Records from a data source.
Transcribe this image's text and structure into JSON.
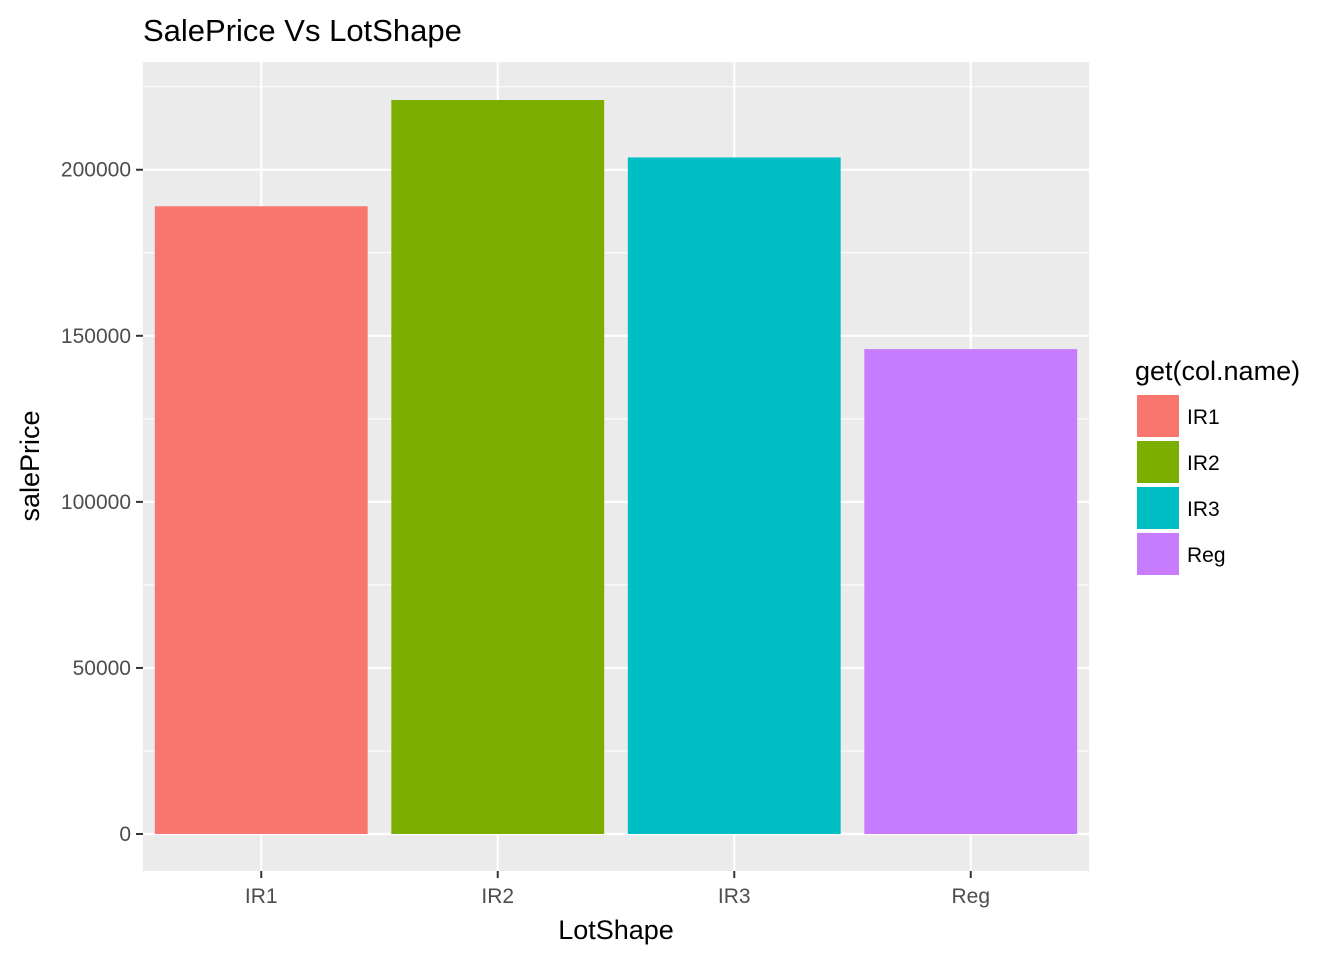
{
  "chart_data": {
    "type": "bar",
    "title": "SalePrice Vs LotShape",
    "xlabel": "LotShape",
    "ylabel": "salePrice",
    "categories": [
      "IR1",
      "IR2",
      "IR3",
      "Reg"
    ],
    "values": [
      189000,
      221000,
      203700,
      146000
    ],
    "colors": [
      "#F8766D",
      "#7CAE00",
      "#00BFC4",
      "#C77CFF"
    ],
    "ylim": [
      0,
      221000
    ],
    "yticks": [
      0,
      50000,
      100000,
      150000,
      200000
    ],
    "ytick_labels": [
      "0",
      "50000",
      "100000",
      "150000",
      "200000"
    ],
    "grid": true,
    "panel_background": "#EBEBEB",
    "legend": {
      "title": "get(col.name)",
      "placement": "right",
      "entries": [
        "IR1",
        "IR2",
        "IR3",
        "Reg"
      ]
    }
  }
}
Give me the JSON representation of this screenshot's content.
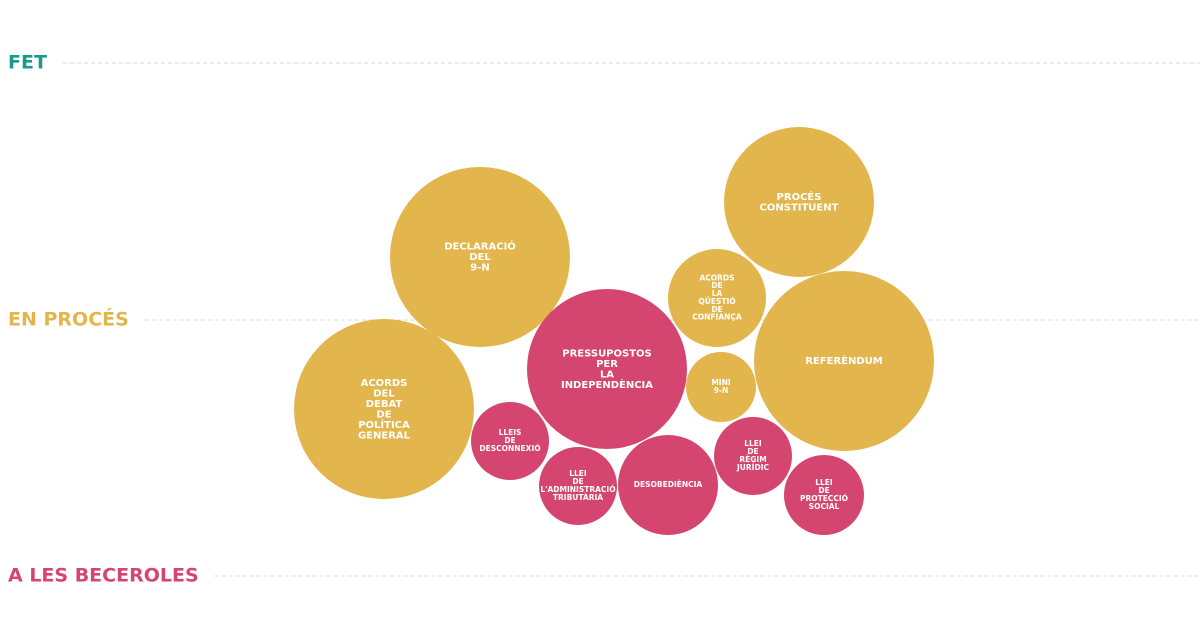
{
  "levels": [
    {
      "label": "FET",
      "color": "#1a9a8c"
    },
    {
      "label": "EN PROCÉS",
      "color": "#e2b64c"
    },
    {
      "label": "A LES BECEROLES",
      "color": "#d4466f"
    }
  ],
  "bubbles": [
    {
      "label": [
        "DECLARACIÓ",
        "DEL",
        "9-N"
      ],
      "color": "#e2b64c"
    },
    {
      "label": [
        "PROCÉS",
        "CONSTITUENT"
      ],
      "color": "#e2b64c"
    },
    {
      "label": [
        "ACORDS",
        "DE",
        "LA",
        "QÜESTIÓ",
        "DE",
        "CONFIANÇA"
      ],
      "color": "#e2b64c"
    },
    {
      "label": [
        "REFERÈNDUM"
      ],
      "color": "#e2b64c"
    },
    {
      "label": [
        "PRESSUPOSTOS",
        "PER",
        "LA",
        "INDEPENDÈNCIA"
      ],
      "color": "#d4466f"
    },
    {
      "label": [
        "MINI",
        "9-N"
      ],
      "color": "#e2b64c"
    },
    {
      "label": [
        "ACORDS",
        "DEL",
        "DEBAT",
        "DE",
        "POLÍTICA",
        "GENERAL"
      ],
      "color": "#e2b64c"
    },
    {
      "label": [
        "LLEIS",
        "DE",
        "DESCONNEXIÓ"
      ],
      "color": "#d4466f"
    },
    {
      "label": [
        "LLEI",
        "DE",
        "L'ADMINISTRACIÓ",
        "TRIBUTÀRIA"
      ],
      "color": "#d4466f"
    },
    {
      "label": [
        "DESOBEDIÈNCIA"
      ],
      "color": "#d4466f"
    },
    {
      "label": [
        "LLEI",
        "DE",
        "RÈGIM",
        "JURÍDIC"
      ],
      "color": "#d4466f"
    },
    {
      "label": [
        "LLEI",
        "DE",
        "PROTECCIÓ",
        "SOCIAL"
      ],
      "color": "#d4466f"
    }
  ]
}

THE REQUEST. Beginning with the line that holds "Give me the", extract every line to the end of the material, exactly as it stands, and drop the pictures.

CORRECT OUTPUT.
Give me the JSON representation of this screenshot's content.
{
  "levels": [
    {
      "label": "FET",
      "color": "#1a9a8c"
    },
    {
      "label": "EN PROCÉS",
      "color": "#e2b64c"
    },
    {
      "label": "A LES BECEROLES",
      "color": "#d4466f"
    }
  ],
  "bubbles": [
    {
      "label": [
        "DECLARACIÓ",
        "DEL",
        "9-N"
      ],
      "color": "#e2b64c"
    },
    {
      "label": [
        "PROCÉS",
        "CONSTITUENT"
      ],
      "color": "#e2b64c"
    },
    {
      "label": [
        "ACORDS",
        "DE",
        "LA",
        "QÜESTIÓ",
        "DE",
        "CONFIANÇA"
      ],
      "color": "#e2b64c"
    },
    {
      "label": [
        "REFERÈNDUM"
      ],
      "color": "#e2b64c"
    },
    {
      "label": [
        "PRESSUPOSTOS",
        "PER",
        "LA",
        "INDEPENDÈNCIA"
      ],
      "color": "#d4466f"
    },
    {
      "label": [
        "MINI",
        "9-N"
      ],
      "color": "#e2b64c"
    },
    {
      "label": [
        "ACORDS",
        "DEL",
        "DEBAT",
        "DE",
        "POLÍTICA",
        "GENERAL"
      ],
      "color": "#e2b64c"
    },
    {
      "label": [
        "LLEIS",
        "DE",
        "DESCONNEXIÓ"
      ],
      "color": "#d4466f"
    },
    {
      "label": [
        "LLEI",
        "DE",
        "L'ADMINISTRACIÓ",
        "TRIBUTÀRIA"
      ],
      "color": "#d4466f"
    },
    {
      "label": [
        "DESOBEDIÈNCIA"
      ],
      "color": "#d4466f"
    },
    {
      "label": [
        "LLEI",
        "DE",
        "RÈGIM",
        "JURÍDIC"
      ],
      "color": "#d4466f"
    },
    {
      "label": [
        "LLEI",
        "DE",
        "PROTECCIÓ",
        "SOCIAL"
      ],
      "color": "#d4466f"
    }
  ]
}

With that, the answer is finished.